*TASK DETAILS*. Reproduce the lines of material below word for word.

[Spatial layout data]
-------------------------

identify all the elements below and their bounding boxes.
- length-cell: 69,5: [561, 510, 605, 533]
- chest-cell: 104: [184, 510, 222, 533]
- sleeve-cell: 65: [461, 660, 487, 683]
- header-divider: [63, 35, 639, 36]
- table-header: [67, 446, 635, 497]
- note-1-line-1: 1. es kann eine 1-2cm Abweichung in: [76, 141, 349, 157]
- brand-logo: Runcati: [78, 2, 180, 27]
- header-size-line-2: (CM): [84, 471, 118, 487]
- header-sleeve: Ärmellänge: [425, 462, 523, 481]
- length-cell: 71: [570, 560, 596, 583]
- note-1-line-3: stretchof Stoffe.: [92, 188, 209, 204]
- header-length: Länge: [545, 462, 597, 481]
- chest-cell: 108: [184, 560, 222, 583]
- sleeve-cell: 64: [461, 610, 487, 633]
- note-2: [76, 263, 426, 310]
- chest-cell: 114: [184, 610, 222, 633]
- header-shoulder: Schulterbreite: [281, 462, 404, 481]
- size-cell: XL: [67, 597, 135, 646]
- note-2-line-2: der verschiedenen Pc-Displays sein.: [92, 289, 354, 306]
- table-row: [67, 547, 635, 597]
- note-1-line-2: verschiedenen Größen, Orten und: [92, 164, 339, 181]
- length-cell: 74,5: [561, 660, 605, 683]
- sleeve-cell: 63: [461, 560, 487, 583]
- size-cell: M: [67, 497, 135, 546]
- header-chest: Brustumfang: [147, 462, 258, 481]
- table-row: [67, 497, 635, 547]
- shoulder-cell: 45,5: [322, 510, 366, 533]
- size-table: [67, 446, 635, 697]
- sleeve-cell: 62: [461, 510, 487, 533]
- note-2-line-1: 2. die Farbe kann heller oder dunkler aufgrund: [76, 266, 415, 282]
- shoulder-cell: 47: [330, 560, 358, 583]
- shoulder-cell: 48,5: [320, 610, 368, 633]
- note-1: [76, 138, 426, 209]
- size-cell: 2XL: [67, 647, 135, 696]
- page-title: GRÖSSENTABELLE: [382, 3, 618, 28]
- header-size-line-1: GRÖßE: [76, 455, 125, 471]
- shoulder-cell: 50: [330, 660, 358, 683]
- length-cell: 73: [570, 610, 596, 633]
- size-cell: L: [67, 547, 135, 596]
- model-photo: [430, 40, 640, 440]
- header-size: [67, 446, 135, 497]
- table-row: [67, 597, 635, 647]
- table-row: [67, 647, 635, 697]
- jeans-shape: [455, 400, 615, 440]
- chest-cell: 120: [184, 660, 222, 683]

-------------------------

*EXERCISE OUTPUT*.
identify all the elements below and their bounding boxes.
- length-cell: 69,5: [561, 510, 605, 533]
- chest-cell: 104: [184, 510, 222, 533]
- sleeve-cell: 65: [461, 660, 487, 683]
- header-divider: [63, 35, 639, 36]
- table-header: [67, 446, 635, 497]
- note-1-line-1: 1. es kann eine 1-2cm Abweichung in: [76, 141, 349, 157]
- brand-logo: Runcati: [78, 2, 180, 27]
- header-size-line-2: (CM): [84, 471, 118, 487]
- header-sleeve: Ärmellänge: [425, 462, 523, 481]
- length-cell: 71: [570, 560, 596, 583]
- note-1-line-3: stretchof Stoffe.: [92, 188, 209, 204]
- header-length: Länge: [545, 462, 597, 481]
- chest-cell: 108: [184, 560, 222, 583]
- sleeve-cell: 64: [461, 610, 487, 633]
- note-2: [76, 263, 426, 310]
- chest-cell: 114: [184, 610, 222, 633]
- header-shoulder: Schulterbreite: [281, 462, 404, 481]
- size-cell: XL: [67, 597, 135, 646]
- note-2-line-2: der verschiedenen Pc-Displays sein.: [92, 289, 354, 306]
- table-row: [67, 547, 635, 597]
- note-1-line-2: verschiedenen Größen, Orten und: [92, 164, 339, 181]
- length-cell: 74,5: [561, 660, 605, 683]
- sleeve-cell: 63: [461, 560, 487, 583]
- size-cell: M: [67, 497, 135, 546]
- header-chest: Brustumfang: [147, 462, 258, 481]
- table-row: [67, 497, 635, 547]
- shoulder-cell: 45,5: [322, 510, 366, 533]
- size-table: [67, 446, 635, 697]
- sleeve-cell: 62: [461, 510, 487, 533]
- note-2-line-1: 2. die Farbe kann heller oder dunkler aufgrund: [76, 266, 415, 282]
- shoulder-cell: 47: [330, 560, 358, 583]
- shoulder-cell: 48,5: [320, 610, 368, 633]
- note-1: [76, 138, 426, 209]
- size-cell: 2XL: [67, 647, 135, 696]
- page-title: GRÖSSENTABELLE: [382, 3, 618, 28]
- header-size-line-1: GRÖßE: [76, 455, 125, 471]
- shoulder-cell: 50: [330, 660, 358, 683]
- length-cell: 73: [570, 610, 596, 633]
- size-cell: L: [67, 547, 135, 596]
- model-photo: [430, 40, 640, 440]
- header-size: [67, 446, 135, 497]
- table-row: [67, 597, 635, 647]
- table-row: [67, 647, 635, 697]
- jeans-shape: [455, 400, 615, 440]
- chest-cell: 120: [184, 660, 222, 683]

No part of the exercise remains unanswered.